= What this task involves =
Repeat, line for line, the entries printed below.

= Data supplied =
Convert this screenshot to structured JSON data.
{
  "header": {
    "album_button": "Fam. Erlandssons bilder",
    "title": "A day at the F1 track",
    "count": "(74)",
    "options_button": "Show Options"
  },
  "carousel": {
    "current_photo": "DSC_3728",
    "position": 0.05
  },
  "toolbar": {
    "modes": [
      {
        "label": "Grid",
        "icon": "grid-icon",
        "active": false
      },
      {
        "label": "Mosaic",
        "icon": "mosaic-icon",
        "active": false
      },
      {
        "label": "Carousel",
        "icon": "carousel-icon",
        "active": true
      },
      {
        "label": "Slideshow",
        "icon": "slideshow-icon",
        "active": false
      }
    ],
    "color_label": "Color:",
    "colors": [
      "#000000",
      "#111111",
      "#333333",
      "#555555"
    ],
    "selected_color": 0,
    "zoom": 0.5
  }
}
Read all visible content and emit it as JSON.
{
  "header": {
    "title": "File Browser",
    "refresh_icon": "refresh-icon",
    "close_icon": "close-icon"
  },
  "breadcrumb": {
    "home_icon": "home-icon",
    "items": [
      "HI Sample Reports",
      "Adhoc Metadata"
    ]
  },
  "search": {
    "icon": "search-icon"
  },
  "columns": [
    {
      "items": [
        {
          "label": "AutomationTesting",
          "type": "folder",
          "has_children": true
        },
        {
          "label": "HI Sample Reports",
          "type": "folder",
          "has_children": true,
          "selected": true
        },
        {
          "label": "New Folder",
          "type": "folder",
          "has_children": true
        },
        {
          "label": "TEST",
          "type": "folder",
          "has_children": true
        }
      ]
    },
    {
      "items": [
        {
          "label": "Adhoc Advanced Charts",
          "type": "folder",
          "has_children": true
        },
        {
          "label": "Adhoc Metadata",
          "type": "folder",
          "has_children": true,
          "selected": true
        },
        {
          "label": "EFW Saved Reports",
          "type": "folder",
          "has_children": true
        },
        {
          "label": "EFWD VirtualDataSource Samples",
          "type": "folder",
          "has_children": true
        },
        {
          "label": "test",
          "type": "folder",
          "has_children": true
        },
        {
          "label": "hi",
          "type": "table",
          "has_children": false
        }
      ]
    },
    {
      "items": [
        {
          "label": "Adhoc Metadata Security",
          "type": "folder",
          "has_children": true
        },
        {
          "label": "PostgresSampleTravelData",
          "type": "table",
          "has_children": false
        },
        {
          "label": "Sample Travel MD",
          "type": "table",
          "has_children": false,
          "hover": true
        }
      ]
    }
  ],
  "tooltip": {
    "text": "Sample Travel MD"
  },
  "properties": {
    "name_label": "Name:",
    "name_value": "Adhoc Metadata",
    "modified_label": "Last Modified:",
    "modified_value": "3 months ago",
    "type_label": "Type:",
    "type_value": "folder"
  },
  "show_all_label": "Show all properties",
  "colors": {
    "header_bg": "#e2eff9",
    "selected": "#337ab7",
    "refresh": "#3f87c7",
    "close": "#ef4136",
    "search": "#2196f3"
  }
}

= Response =
Convert this screenshot to structured JSON data.
{
  "header": {
    "album_button": "Fam. Erlandssons bilder",
    "title": "A day at the F1 track",
    "count": "(74)",
    "options_button": "Show Options"
  },
  "carousel": {
    "current_photo": "DSC_3728",
    "position": 0.05
  },
  "toolbar": {
    "modes": [
      {
        "label": "Grid",
        "icon": "grid-icon",
        "active": false
      },
      {
        "label": "Mosaic",
        "icon": "mosaic-icon",
        "active": false
      },
      {
        "label": "Carousel",
        "icon": "carousel-icon",
        "active": true
      },
      {
        "label": "Slideshow",
        "icon": "slideshow-icon",
        "active": false
      }
    ],
    "color_label": "Color:",
    "colors": [
      "#000000",
      "#111111",
      "#333333",
      "#555555"
    ],
    "selected_color": 0,
    "zoom": 0.5
  }
}
Read all visible content and emit it as JSON.
{
  "header": {
    "title": "File Browser",
    "refresh_icon": "refresh-icon",
    "close_icon": "close-icon"
  },
  "breadcrumb": {
    "home_icon": "home-icon",
    "items": [
      "HI Sample Reports",
      "Adhoc Metadata"
    ]
  },
  "search": {
    "icon": "search-icon"
  },
  "columns": [
    {
      "items": [
        {
          "label": "AutomationTesting",
          "type": "folder",
          "has_children": true
        },
        {
          "label": "HI Sample Reports",
          "type": "folder",
          "has_children": true,
          "selected": true
        },
        {
          "label": "New Folder",
          "type": "folder",
          "has_children": true
        },
        {
          "label": "TEST",
          "type": "folder",
          "has_children": true
        }
      ]
    },
    {
      "items": [
        {
          "label": "Adhoc Advanced Charts",
          "type": "folder",
          "has_children": true
        },
        {
          "label": "Adhoc Metadata",
          "type": "folder",
          "has_children": true,
          "selected": true
        },
        {
          "label": "EFW Saved Reports",
          "type": "folder",
          "has_children": true
        },
        {
          "label": "EFWD VirtualDataSource Samples",
          "type": "folder",
          "has_children": true
        },
        {
          "label": "test",
          "type": "folder",
          "has_children": true
        },
        {
          "label": "hi",
          "type": "table",
          "has_children": false
        }
      ]
    },
    {
      "items": [
        {
          "label": "Adhoc Metadata Security",
          "type": "folder",
          "has_children": true
        },
        {
          "label": "PostgresSampleTravelData",
          "type": "table",
          "has_children": false
        },
        {
          "label": "Sample Travel MD",
          "type": "table",
          "has_children": false,
          "hover": true
        }
      ]
    }
  ],
  "tooltip": {
    "text": "Sample Travel MD"
  },
  "properties": {
    "name_label": "Name:",
    "name_value": "Adhoc Metadata",
    "modified_label": "Last Modified:",
    "modified_value": "3 months ago",
    "type_label": "Type:",
    "type_value": "folder"
  },
  "show_all_label": "Show all properties",
  "colors": {
    "header_bg": "#e2eff9",
    "selected": "#337ab7",
    "refresh": "#3f87c7",
    "close": "#ef4136",
    "search": "#2196f3"
  }
}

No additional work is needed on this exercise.